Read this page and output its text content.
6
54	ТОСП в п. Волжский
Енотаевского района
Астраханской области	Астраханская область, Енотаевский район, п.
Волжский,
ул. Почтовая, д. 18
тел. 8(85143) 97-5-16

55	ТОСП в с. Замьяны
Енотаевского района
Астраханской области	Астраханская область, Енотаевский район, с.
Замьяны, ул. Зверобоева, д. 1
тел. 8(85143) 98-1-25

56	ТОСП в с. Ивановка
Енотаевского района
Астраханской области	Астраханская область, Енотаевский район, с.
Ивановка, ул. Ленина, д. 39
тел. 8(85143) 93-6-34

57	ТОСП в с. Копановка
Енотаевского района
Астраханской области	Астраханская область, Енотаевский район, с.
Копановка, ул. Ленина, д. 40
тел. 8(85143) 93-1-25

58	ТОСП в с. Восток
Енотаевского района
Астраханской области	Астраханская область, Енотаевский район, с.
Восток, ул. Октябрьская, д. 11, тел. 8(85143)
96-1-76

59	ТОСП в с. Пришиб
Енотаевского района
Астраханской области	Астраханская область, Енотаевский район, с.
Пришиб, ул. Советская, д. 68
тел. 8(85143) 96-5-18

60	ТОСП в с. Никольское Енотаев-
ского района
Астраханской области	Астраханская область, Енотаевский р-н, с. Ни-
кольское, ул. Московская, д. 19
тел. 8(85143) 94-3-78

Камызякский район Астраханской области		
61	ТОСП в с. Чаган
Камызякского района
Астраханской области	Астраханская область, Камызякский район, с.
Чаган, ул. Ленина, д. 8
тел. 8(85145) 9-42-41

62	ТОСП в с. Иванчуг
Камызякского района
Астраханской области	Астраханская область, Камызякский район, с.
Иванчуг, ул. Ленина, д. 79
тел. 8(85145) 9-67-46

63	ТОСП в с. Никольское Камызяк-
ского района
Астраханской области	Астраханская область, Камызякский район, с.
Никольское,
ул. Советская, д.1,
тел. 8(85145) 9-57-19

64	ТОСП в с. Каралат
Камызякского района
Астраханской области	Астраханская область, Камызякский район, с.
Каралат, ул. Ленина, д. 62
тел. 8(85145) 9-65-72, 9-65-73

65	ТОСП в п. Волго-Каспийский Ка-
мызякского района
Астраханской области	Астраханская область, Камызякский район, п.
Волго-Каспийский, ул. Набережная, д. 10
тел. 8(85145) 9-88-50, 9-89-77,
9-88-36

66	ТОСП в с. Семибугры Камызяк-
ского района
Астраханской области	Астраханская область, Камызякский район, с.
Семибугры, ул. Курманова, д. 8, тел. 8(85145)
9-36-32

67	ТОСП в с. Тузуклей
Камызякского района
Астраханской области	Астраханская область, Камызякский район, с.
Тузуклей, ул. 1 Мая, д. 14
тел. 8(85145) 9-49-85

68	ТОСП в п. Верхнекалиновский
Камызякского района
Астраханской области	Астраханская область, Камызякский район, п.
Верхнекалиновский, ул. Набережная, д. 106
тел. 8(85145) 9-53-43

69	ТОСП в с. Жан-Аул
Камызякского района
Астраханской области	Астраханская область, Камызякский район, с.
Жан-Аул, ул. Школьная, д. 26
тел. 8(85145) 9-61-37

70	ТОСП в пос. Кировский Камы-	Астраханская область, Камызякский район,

----------------------------------------

TASK REQUIREMENTS -
Among the lines of the data above, count those holding "Никольское" and state only the number.

RESPONSE -
3